Your task is to repeat all of the data exactly while excluding the pictures.

**Dataset records:**
▬▬▬
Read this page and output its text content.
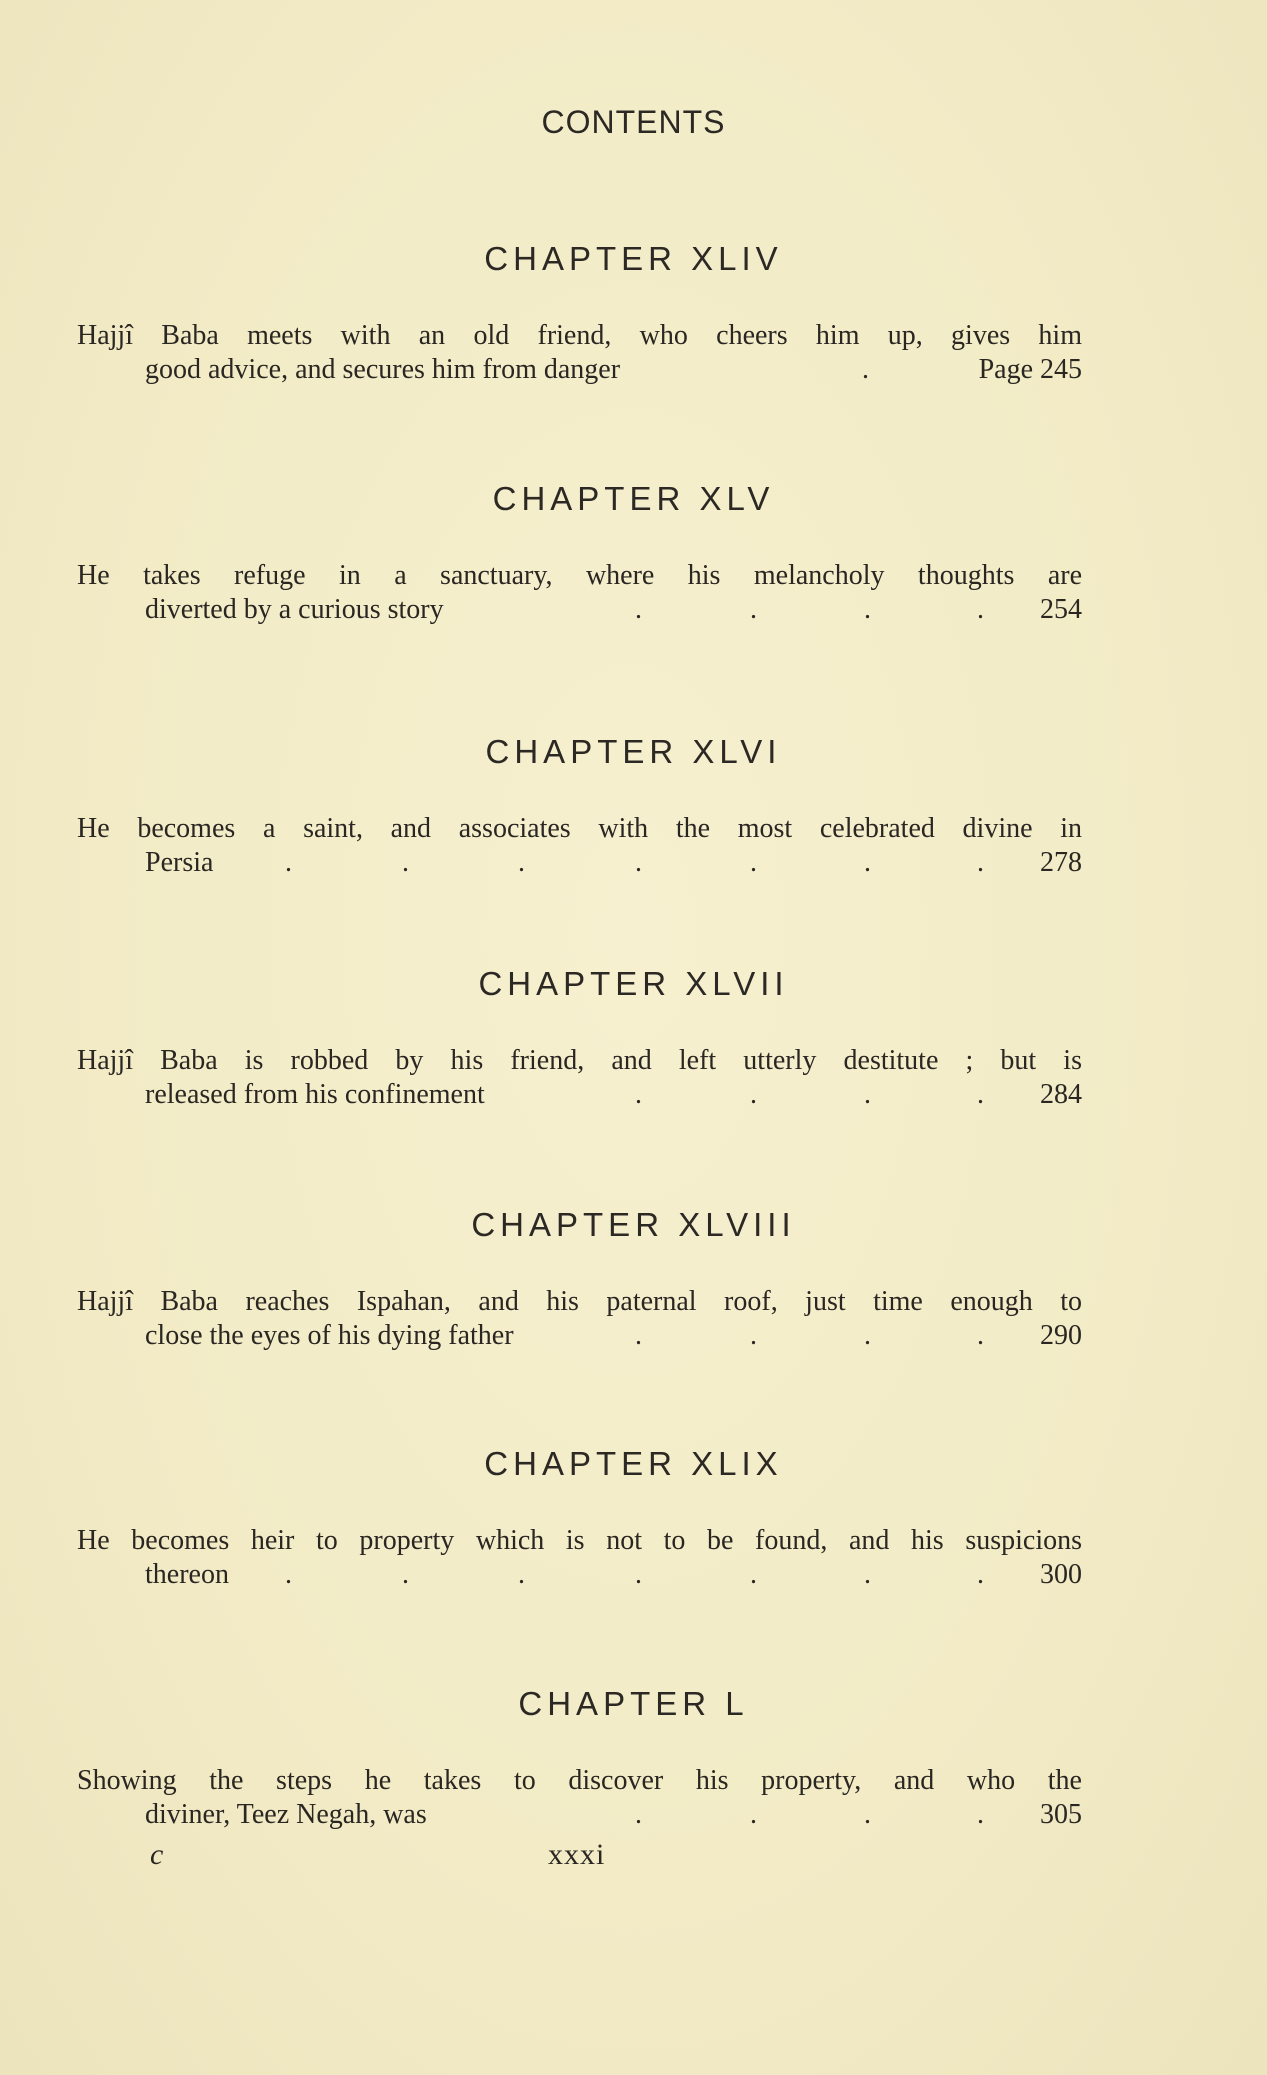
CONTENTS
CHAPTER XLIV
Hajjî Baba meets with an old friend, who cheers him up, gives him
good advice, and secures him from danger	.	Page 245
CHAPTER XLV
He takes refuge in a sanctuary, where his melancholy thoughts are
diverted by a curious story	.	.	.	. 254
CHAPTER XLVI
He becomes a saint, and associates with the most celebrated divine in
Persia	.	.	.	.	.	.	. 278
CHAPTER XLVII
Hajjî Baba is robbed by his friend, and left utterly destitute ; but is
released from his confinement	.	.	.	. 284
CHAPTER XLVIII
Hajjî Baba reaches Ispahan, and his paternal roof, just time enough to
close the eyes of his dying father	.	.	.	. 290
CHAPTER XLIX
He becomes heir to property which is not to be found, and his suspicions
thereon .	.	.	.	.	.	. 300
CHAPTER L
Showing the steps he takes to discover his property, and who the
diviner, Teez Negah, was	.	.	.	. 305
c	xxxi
▬▬▬
**RESULT:**
Read this page and output its text content.
CONTENTS
CHAPTER XLIV
Hajjî Baba meets with an old friend, who cheers him up, gives him
good advice, and secures him from danger	.	Page 245
CHAPTER XLV
He takes refuge in a sanctuary, where his melancholy thoughts are
diverted by a curious story	.	.	.	. 254
CHAPTER XLVI
He becomes a saint, and associates with the most celebrated divine in
Persia	.	.	.	.	.	.	. 278
CHAPTER XLVII
Hajjî Baba is robbed by his friend, and left utterly destitute ; but is
released from his confinement	.	.	.	. 284
CHAPTER XLVIII
Hajjî Baba reaches Ispahan, and his paternal roof, just time enough to
close the eyes of his dying father	.	.	.	. 290
CHAPTER XLIX
He becomes heir to property which is not to be found, and his suspicions
thereon .	.	.	.	.	.	. 300
CHAPTER L
Showing the steps he takes to discover his property, and who the
diviner, Teez Negah, was	.	.	.	. 305
c	xxxi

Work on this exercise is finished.